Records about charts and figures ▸
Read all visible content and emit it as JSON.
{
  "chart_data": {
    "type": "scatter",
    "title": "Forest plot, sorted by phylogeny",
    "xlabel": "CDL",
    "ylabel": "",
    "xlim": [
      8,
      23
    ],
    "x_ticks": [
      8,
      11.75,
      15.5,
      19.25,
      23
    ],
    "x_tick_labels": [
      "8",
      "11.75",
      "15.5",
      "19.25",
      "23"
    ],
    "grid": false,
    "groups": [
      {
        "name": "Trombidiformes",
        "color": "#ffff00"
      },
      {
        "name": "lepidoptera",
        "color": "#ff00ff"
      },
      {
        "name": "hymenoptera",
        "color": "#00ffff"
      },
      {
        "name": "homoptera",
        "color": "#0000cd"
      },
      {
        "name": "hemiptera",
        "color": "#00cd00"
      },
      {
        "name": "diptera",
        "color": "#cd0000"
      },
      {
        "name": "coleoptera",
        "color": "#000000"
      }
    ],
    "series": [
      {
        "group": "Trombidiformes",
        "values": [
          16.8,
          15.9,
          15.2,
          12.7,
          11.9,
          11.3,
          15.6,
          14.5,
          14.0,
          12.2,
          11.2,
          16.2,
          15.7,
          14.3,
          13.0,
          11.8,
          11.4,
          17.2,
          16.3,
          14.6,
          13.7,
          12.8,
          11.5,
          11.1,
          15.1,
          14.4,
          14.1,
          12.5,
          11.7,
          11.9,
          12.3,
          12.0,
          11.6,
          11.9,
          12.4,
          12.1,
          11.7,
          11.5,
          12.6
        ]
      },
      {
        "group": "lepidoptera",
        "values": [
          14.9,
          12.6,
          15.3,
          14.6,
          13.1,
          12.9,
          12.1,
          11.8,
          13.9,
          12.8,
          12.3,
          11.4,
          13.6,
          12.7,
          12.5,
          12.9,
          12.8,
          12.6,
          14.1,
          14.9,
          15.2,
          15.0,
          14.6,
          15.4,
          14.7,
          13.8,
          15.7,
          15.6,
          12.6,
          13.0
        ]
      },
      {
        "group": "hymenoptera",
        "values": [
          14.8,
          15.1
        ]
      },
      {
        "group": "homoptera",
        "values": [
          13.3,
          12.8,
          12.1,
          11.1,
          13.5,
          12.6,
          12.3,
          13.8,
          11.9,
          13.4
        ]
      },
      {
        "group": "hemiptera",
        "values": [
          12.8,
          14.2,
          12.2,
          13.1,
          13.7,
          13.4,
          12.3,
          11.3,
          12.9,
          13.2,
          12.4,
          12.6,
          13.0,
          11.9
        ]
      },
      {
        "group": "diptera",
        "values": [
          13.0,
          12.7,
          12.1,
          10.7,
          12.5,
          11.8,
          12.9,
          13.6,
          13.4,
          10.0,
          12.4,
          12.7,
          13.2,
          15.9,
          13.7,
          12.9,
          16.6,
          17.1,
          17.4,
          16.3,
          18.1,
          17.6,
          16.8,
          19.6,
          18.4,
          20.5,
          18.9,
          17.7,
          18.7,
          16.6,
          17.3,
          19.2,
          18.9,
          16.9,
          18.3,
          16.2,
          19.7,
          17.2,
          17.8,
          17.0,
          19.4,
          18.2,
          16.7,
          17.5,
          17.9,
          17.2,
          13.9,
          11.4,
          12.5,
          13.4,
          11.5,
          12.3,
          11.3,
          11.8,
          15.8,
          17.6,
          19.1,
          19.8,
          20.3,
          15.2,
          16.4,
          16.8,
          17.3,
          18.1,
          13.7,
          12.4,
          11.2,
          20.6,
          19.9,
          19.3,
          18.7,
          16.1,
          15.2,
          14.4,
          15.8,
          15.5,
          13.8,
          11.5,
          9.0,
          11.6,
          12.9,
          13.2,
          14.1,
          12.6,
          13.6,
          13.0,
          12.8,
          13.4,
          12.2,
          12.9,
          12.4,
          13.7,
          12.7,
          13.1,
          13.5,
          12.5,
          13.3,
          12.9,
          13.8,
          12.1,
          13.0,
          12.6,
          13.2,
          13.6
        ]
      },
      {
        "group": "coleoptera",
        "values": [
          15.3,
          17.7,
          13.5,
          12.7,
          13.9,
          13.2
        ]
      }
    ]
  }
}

TASK GOAL ▸ Set down the listing above in full, please, exactly as it appears.

SOLUTION BELOW ▸
Read all visible content and emit it as JSON.
{
  "chart_data": {
    "type": "scatter",
    "title": "Forest plot, sorted by phylogeny",
    "xlabel": "CDL",
    "ylabel": "",
    "xlim": [
      8,
      23
    ],
    "x_ticks": [
      8,
      11.75,
      15.5,
      19.25,
      23
    ],
    "x_tick_labels": [
      "8",
      "11.75",
      "15.5",
      "19.25",
      "23"
    ],
    "grid": false,
    "groups": [
      {
        "name": "Trombidiformes",
        "color": "#ffff00"
      },
      {
        "name": "lepidoptera",
        "color": "#ff00ff"
      },
      {
        "name": "hymenoptera",
        "color": "#00ffff"
      },
      {
        "name": "homoptera",
        "color": "#0000cd"
      },
      {
        "name": "hemiptera",
        "color": "#00cd00"
      },
      {
        "name": "diptera",
        "color": "#cd0000"
      },
      {
        "name": "coleoptera",
        "color": "#000000"
      }
    ],
    "series": [
      {
        "group": "Trombidiformes",
        "values": [
          16.8,
          15.9,
          15.2,
          12.7,
          11.9,
          11.3,
          15.6,
          14.5,
          14.0,
          12.2,
          11.2,
          16.2,
          15.7,
          14.3,
          13.0,
          11.8,
          11.4,
          17.2,
          16.3,
          14.6,
          13.7,
          12.8,
          11.5,
          11.1,
          15.1,
          14.4,
          14.1,
          12.5,
          11.7,
          11.9,
          12.3,
          12.0,
          11.6,
          11.9,
          12.4,
          12.1,
          11.7,
          11.5,
          12.6
        ]
      },
      {
        "group": "lepidoptera",
        "values": [
          14.9,
          12.6,
          15.3,
          14.6,
          13.1,
          12.9,
          12.1,
          11.8,
          13.9,
          12.8,
          12.3,
          11.4,
          13.6,
          12.7,
          12.5,
          12.9,
          12.8,
          12.6,
          14.1,
          14.9,
          15.2,
          15.0,
          14.6,
          15.4,
          14.7,
          13.8,
          15.7,
          15.6,
          12.6,
          13.0
        ]
      },
      {
        "group": "hymenoptera",
        "values": [
          14.8,
          15.1
        ]
      },
      {
        "group": "homoptera",
        "values": [
          13.3,
          12.8,
          12.1,
          11.1,
          13.5,
          12.6,
          12.3,
          13.8,
          11.9,
          13.4
        ]
      },
      {
        "group": "hemiptera",
        "values": [
          12.8,
          14.2,
          12.2,
          13.1,
          13.7,
          13.4,
          12.3,
          11.3,
          12.9,
          13.2,
          12.4,
          12.6,
          13.0,
          11.9
        ]
      },
      {
        "group": "diptera",
        "values": [
          13.0,
          12.7,
          12.1,
          10.7,
          12.5,
          11.8,
          12.9,
          13.6,
          13.4,
          10.0,
          12.4,
          12.7,
          13.2,
          15.9,
          13.7,
          12.9,
          16.6,
          17.1,
          17.4,
          16.3,
          18.1,
          17.6,
          16.8,
          19.6,
          18.4,
          20.5,
          18.9,
          17.7,
          18.7,
          16.6,
          17.3,
          19.2,
          18.9,
          16.9,
          18.3,
          16.2,
          19.7,
          17.2,
          17.8,
          17.0,
          19.4,
          18.2,
          16.7,
          17.5,
          17.9,
          17.2,
          13.9,
          11.4,
          12.5,
          13.4,
          11.5,
          12.3,
          11.3,
          11.8,
          15.8,
          17.6,
          19.1,
          19.8,
          20.3,
          15.2,
          16.4,
          16.8,
          17.3,
          18.1,
          13.7,
          12.4,
          11.2,
          20.6,
          19.9,
          19.3,
          18.7,
          16.1,
          15.2,
          14.4,
          15.8,
          15.5,
          13.8,
          11.5,
          9.0,
          11.6,
          12.9,
          13.2,
          14.1,
          12.6,
          13.6,
          13.0,
          12.8,
          13.4,
          12.2,
          12.9,
          12.4,
          13.7,
          12.7,
          13.1,
          13.5,
          12.5,
          13.3,
          12.9,
          13.8,
          12.1,
          13.0,
          12.6,
          13.2,
          13.6
        ]
      },
      {
        "group": "coleoptera",
        "values": [
          15.3,
          17.7,
          13.5,
          12.7,
          13.9,
          13.2
        ]
      }
    ]
  }
}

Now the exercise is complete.